*** Input data

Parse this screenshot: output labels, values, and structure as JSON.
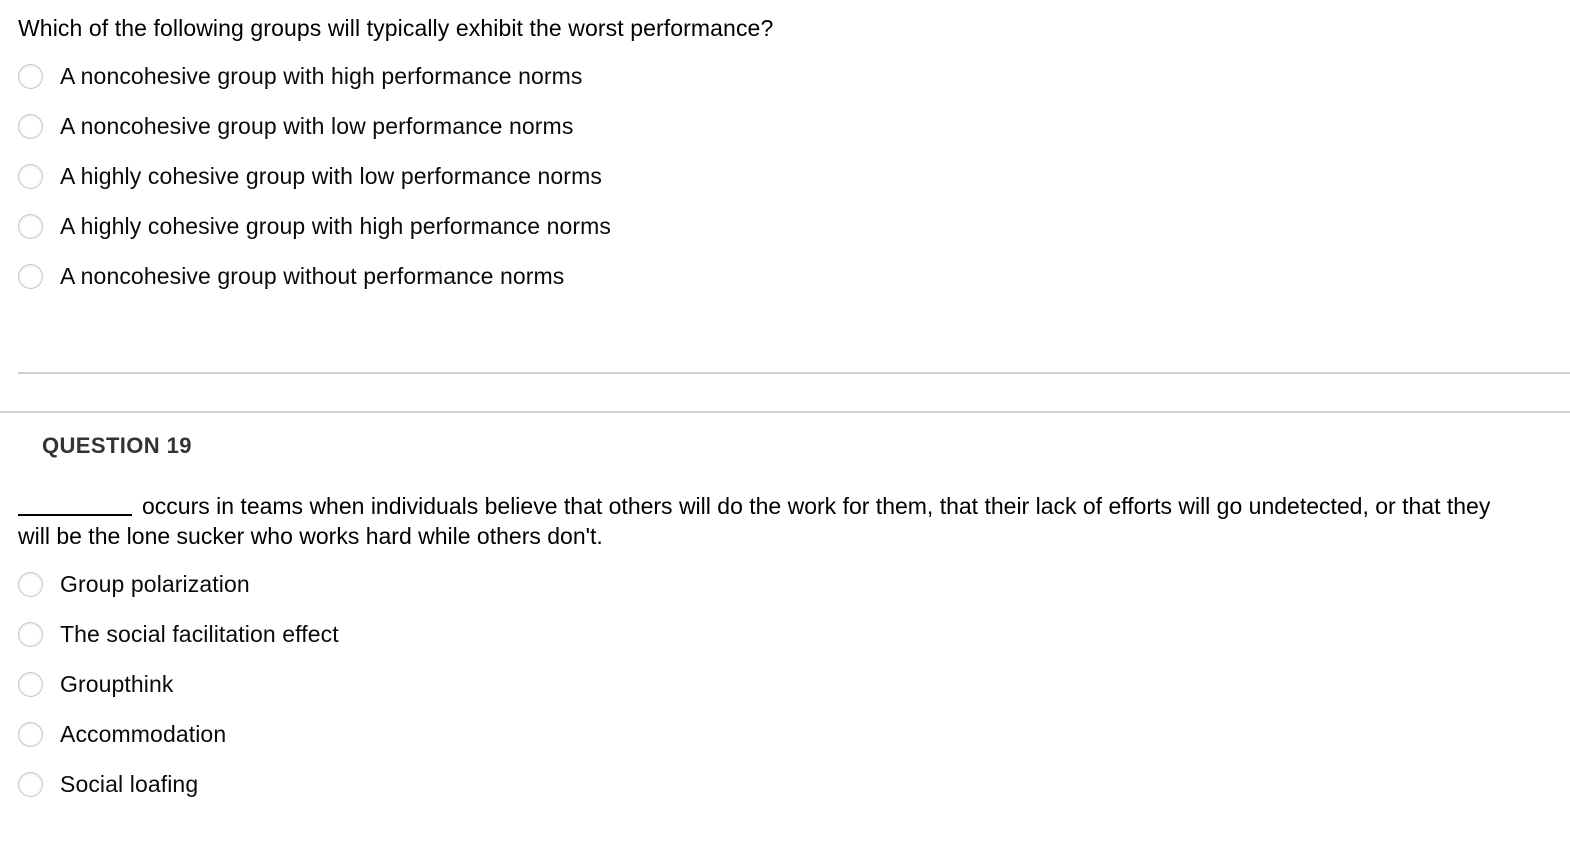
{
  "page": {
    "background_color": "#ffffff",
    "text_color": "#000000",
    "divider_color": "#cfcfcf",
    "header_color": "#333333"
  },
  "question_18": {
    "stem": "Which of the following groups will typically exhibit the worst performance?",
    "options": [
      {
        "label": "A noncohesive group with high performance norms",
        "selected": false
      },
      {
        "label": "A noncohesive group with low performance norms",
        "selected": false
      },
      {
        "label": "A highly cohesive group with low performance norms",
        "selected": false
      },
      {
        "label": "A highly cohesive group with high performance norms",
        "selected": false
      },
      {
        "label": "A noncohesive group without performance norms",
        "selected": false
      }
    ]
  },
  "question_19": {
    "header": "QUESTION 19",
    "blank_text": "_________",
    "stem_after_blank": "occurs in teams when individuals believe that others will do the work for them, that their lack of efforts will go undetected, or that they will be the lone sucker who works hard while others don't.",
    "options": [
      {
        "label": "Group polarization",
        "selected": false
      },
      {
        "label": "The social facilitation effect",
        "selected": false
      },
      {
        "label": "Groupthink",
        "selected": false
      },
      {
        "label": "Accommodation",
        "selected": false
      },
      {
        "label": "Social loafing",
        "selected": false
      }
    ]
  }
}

******

** What is being asked **
Every line above should be returned exactly; the pictures stay out.

** In response **
Parse this screenshot: output labels, values, and structure as JSON.
{
  "page": {
    "background_color": "#ffffff",
    "text_color": "#000000",
    "divider_color": "#cfcfcf",
    "header_color": "#333333"
  },
  "question_18": {
    "stem": "Which of the following groups will typically exhibit the worst performance?",
    "options": [
      {
        "label": "A noncohesive group with high performance norms",
        "selected": false
      },
      {
        "label": "A noncohesive group with low performance norms",
        "selected": false
      },
      {
        "label": "A highly cohesive group with low performance norms",
        "selected": false
      },
      {
        "label": "A highly cohesive group with high performance norms",
        "selected": false
      },
      {
        "label": "A noncohesive group without performance norms",
        "selected": false
      }
    ]
  },
  "question_19": {
    "header": "QUESTION 19",
    "blank_text": "_________",
    "stem_after_blank": "occurs in teams when individuals believe that others will do the work for them, that their lack of efforts will go undetected, or that they will be the lone sucker who works hard while others don't.",
    "options": [
      {
        "label": "Group polarization",
        "selected": false
      },
      {
        "label": "The social facilitation effect",
        "selected": false
      },
      {
        "label": "Groupthink",
        "selected": false
      },
      {
        "label": "Accommodation",
        "selected": false
      },
      {
        "label": "Social loafing",
        "selected": false
      }
    ]
  }
}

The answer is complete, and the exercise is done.